## start

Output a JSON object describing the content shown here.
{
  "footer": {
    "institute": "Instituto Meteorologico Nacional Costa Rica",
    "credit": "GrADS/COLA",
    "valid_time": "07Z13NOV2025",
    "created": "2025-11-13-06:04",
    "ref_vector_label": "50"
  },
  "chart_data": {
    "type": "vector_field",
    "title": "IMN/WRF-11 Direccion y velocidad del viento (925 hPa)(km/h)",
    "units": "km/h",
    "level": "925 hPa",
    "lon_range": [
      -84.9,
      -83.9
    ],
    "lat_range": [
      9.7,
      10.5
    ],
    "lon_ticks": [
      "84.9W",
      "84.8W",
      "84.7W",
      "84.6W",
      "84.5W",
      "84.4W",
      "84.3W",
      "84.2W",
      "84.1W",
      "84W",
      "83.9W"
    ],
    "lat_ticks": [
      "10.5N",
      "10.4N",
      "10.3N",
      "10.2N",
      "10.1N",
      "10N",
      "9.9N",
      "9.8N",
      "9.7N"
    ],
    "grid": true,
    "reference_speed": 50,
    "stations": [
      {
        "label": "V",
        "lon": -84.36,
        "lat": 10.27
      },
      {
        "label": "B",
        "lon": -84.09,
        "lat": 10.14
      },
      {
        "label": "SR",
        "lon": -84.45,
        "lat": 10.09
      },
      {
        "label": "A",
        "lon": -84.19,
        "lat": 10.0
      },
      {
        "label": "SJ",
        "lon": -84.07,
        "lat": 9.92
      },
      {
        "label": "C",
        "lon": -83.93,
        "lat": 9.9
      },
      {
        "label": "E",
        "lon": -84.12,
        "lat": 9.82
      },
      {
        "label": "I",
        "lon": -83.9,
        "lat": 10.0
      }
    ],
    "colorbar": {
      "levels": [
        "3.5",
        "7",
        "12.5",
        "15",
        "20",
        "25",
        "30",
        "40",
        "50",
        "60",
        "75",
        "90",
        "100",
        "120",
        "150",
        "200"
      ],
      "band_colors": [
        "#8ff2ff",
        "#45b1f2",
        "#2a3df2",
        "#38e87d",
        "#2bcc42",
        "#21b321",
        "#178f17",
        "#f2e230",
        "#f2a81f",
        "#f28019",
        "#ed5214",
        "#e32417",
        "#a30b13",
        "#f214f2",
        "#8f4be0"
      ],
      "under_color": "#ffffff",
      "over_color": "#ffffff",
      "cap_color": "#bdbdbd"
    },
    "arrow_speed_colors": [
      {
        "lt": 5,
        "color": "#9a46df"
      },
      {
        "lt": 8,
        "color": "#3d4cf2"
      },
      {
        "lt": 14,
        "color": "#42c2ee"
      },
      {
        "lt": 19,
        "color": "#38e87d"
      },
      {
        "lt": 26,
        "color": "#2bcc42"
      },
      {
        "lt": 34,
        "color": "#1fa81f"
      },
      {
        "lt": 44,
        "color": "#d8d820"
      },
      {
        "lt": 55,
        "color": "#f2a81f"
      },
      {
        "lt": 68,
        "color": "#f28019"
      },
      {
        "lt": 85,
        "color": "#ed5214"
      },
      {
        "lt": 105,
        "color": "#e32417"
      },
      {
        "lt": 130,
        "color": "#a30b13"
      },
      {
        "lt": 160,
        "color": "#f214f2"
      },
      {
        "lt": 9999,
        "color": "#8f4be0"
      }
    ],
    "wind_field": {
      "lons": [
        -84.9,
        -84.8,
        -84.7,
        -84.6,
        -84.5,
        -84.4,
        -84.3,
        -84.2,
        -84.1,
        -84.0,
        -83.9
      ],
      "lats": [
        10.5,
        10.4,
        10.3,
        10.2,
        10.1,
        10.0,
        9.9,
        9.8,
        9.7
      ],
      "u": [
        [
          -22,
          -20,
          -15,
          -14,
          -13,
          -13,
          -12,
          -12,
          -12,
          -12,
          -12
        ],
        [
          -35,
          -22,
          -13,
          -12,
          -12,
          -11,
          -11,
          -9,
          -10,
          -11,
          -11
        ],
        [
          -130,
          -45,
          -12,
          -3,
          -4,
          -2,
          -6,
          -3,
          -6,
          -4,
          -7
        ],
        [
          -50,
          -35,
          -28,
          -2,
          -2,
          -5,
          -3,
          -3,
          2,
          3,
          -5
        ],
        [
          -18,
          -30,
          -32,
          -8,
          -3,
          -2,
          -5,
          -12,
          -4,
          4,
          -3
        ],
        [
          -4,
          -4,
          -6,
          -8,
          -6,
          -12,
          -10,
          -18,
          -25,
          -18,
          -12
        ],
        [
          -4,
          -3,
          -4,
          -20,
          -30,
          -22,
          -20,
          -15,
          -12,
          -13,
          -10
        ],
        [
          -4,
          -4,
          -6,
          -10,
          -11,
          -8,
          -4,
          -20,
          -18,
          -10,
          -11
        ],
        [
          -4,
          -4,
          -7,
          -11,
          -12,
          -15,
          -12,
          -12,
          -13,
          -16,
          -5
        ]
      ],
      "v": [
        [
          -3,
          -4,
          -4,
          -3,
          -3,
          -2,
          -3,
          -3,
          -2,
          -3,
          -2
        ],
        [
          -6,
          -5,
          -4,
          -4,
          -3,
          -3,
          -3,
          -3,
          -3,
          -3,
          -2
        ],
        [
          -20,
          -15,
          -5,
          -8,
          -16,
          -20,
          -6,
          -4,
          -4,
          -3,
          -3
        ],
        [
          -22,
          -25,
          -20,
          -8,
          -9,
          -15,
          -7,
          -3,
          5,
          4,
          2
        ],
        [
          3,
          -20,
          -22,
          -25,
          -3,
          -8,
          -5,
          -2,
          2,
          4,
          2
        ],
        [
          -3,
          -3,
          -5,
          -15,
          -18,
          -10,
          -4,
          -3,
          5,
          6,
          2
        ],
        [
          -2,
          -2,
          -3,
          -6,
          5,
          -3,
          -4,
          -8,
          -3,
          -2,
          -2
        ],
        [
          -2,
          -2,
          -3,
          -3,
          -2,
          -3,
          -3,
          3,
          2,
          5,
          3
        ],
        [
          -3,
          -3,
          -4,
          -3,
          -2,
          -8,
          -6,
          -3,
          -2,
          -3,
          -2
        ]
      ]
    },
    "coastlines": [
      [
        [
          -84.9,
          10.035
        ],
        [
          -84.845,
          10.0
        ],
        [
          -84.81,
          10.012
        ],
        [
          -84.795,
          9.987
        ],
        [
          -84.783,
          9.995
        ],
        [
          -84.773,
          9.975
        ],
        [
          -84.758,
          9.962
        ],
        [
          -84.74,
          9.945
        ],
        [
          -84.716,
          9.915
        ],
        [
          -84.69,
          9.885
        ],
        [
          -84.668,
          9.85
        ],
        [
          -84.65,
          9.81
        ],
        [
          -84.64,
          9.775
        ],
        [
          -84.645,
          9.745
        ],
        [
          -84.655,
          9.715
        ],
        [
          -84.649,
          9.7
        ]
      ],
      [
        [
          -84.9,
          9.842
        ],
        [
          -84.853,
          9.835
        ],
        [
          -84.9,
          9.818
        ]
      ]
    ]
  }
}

## end

• _Challenge_
Every line containing the string "ffffff" must be listed.

• _Solution for this problem_
      "under_color": "#ffffff",
      "over_color": "#ffffff",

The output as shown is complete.